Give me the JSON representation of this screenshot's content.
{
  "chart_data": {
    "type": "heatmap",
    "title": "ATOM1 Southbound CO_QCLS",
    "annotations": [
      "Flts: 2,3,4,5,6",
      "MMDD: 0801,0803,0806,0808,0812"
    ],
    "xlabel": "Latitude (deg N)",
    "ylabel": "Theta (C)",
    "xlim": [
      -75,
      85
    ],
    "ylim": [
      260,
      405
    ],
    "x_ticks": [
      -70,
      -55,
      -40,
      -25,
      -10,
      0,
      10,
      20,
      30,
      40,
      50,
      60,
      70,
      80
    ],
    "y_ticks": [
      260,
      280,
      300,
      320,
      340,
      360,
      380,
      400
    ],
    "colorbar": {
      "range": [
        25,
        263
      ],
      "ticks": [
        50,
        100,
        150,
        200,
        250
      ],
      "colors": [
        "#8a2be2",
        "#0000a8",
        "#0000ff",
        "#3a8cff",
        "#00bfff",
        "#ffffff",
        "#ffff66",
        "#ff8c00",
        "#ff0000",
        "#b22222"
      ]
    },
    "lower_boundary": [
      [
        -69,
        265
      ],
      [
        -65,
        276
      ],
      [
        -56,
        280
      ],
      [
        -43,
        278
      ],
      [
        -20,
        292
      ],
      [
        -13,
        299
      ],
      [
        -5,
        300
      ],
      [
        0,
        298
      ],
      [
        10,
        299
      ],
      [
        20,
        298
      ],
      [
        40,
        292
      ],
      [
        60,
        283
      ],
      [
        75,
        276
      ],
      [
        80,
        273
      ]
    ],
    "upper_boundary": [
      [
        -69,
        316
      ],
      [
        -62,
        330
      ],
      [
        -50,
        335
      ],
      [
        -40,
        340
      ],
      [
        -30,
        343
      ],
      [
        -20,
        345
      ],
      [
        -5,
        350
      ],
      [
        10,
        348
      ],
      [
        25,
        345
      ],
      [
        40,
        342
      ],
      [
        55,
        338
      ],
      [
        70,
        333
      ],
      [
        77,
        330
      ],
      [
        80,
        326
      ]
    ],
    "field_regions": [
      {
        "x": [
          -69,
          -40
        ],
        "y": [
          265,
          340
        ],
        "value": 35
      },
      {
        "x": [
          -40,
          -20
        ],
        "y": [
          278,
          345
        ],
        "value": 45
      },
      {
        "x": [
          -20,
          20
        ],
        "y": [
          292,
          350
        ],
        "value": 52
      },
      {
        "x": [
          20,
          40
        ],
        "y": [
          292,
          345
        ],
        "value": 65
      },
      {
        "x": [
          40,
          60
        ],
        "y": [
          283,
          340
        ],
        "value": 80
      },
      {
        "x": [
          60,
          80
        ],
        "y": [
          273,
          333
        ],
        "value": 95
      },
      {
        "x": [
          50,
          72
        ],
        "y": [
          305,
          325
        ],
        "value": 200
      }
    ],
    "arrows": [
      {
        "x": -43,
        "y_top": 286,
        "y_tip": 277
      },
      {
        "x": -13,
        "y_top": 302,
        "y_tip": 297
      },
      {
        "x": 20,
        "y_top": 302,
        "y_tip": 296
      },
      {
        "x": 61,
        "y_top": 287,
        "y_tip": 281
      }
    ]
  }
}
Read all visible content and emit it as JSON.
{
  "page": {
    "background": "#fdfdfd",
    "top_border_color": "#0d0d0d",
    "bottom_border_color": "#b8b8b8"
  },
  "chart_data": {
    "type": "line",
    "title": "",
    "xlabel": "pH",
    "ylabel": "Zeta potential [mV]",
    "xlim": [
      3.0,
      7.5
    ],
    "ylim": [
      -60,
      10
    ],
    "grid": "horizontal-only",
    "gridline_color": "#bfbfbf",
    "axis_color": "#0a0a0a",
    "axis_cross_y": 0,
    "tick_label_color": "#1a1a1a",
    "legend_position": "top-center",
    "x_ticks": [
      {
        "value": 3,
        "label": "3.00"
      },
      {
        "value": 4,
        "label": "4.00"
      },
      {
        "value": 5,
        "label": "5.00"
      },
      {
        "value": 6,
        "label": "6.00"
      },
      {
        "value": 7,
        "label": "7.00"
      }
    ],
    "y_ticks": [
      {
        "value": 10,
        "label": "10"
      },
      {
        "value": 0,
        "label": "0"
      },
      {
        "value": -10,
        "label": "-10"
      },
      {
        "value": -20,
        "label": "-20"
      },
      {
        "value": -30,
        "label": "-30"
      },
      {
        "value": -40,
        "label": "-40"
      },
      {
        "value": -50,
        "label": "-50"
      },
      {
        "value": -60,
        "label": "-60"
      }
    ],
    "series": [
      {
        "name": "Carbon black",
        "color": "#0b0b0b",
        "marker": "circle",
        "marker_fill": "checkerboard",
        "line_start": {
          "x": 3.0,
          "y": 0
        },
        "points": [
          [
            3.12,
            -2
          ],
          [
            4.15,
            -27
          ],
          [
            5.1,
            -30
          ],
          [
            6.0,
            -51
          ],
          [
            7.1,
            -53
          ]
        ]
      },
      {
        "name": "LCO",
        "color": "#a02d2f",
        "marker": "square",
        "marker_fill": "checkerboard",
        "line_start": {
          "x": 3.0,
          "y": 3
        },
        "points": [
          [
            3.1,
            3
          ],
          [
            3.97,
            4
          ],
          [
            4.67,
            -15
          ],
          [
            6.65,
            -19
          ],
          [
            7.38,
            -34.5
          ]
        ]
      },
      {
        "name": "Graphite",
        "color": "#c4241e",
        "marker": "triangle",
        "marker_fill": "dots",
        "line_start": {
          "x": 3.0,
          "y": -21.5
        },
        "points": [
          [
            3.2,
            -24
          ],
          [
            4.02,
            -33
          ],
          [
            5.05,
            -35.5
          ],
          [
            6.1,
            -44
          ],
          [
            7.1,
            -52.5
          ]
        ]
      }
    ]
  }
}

To be done
Every line of the data above should be copied exactly.

Exercise result
Give me the JSON representation of this screenshot's content.
{
  "chart_data": {
    "type": "heatmap",
    "title": "ATOM1 Southbound CO_QCLS",
    "annotations": [
      "Flts: 2,3,4,5,6",
      "MMDD: 0801,0803,0806,0808,0812"
    ],
    "xlabel": "Latitude (deg N)",
    "ylabel": "Theta (C)",
    "xlim": [
      -75,
      85
    ],
    "ylim": [
      260,
      405
    ],
    "x_ticks": [
      -70,
      -55,
      -40,
      -25,
      -10,
      0,
      10,
      20,
      30,
      40,
      50,
      60,
      70,
      80
    ],
    "y_ticks": [
      260,
      280,
      300,
      320,
      340,
      360,
      380,
      400
    ],
    "colorbar": {
      "range": [
        25,
        263
      ],
      "ticks": [
        50,
        100,
        150,
        200,
        250
      ],
      "colors": [
        "#8a2be2",
        "#0000a8",
        "#0000ff",
        "#3a8cff",
        "#00bfff",
        "#ffffff",
        "#ffff66",
        "#ff8c00",
        "#ff0000",
        "#b22222"
      ]
    },
    "lower_boundary": [
      [
        -69,
        265
      ],
      [
        -65,
        276
      ],
      [
        -56,
        280
      ],
      [
        -43,
        278
      ],
      [
        -20,
        292
      ],
      [
        -13,
        299
      ],
      [
        -5,
        300
      ],
      [
        0,
        298
      ],
      [
        10,
        299
      ],
      [
        20,
        298
      ],
      [
        40,
        292
      ],
      [
        60,
        283
      ],
      [
        75,
        276
      ],
      [
        80,
        273
      ]
    ],
    "upper_boundary": [
      [
        -69,
        316
      ],
      [
        -62,
        330
      ],
      [
        -50,
        335
      ],
      [
        -40,
        340
      ],
      [
        -30,
        343
      ],
      [
        -20,
        345
      ],
      [
        -5,
        350
      ],
      [
        10,
        348
      ],
      [
        25,
        345
      ],
      [
        40,
        342
      ],
      [
        55,
        338
      ],
      [
        70,
        333
      ],
      [
        77,
        330
      ],
      [
        80,
        326
      ]
    ],
    "field_regions": [
      {
        "x": [
          -69,
          -40
        ],
        "y": [
          265,
          340
        ],
        "value": 35
      },
      {
        "x": [
          -40,
          -20
        ],
        "y": [
          278,
          345
        ],
        "value": 45
      },
      {
        "x": [
          -20,
          20
        ],
        "y": [
          292,
          350
        ],
        "value": 52
      },
      {
        "x": [
          20,
          40
        ],
        "y": [
          292,
          345
        ],
        "value": 65
      },
      {
        "x": [
          40,
          60
        ],
        "y": [
          283,
          340
        ],
        "value": 80
      },
      {
        "x": [
          60,
          80
        ],
        "y": [
          273,
          333
        ],
        "value": 95
      },
      {
        "x": [
          50,
          72
        ],
        "y": [
          305,
          325
        ],
        "value": 200
      }
    ],
    "arrows": [
      {
        "x": -43,
        "y_top": 286,
        "y_tip": 277
      },
      {
        "x": -13,
        "y_top": 302,
        "y_tip": 297
      },
      {
        "x": 20,
        "y_top": 302,
        "y_tip": 296
      },
      {
        "x": 61,
        "y_top": 287,
        "y_tip": 281
      }
    ]
  }
}
Read all visible content and emit it as JSON.
{
  "page": {
    "background": "#fdfdfd",
    "top_border_color": "#0d0d0d",
    "bottom_border_color": "#b8b8b8"
  },
  "chart_data": {
    "type": "line",
    "title": "",
    "xlabel": "pH",
    "ylabel": "Zeta potential [mV]",
    "xlim": [
      3.0,
      7.5
    ],
    "ylim": [
      -60,
      10
    ],
    "grid": "horizontal-only",
    "gridline_color": "#bfbfbf",
    "axis_color": "#0a0a0a",
    "axis_cross_y": 0,
    "tick_label_color": "#1a1a1a",
    "legend_position": "top-center",
    "x_ticks": [
      {
        "value": 3,
        "label": "3.00"
      },
      {
        "value": 4,
        "label": "4.00"
      },
      {
        "value": 5,
        "label": "5.00"
      },
      {
        "value": 6,
        "label": "6.00"
      },
      {
        "value": 7,
        "label": "7.00"
      }
    ],
    "y_ticks": [
      {
        "value": 10,
        "label": "10"
      },
      {
        "value": 0,
        "label": "0"
      },
      {
        "value": -10,
        "label": "-10"
      },
      {
        "value": -20,
        "label": "-20"
      },
      {
        "value": -30,
        "label": "-30"
      },
      {
        "value": -40,
        "label": "-40"
      },
      {
        "value": -50,
        "label": "-50"
      },
      {
        "value": -60,
        "label": "-60"
      }
    ],
    "series": [
      {
        "name": "Carbon black",
        "color": "#0b0b0b",
        "marker": "circle",
        "marker_fill": "checkerboard",
        "line_start": {
          "x": 3.0,
          "y": 0
        },
        "points": [
          [
            3.12,
            -2
          ],
          [
            4.15,
            -27
          ],
          [
            5.1,
            -30
          ],
          [
            6.0,
            -51
          ],
          [
            7.1,
            -53
          ]
        ]
      },
      {
        "name": "LCO",
        "color": "#a02d2f",
        "marker": "square",
        "marker_fill": "checkerboard",
        "line_start": {
          "x": 3.0,
          "y": 3
        },
        "points": [
          [
            3.1,
            3
          ],
          [
            3.97,
            4
          ],
          [
            4.67,
            -15
          ],
          [
            6.65,
            -19
          ],
          [
            7.38,
            -34.5
          ]
        ]
      },
      {
        "name": "Graphite",
        "color": "#c4241e",
        "marker": "triangle",
        "marker_fill": "dots",
        "line_start": {
          "x": 3.0,
          "y": -21.5
        },
        "points": [
          [
            3.2,
            -24
          ],
          [
            4.02,
            -33
          ],
          [
            5.05,
            -35.5
          ],
          [
            6.1,
            -44
          ],
          [
            7.1,
            -52.5
          ]
        ]
      }
    ]
  }
}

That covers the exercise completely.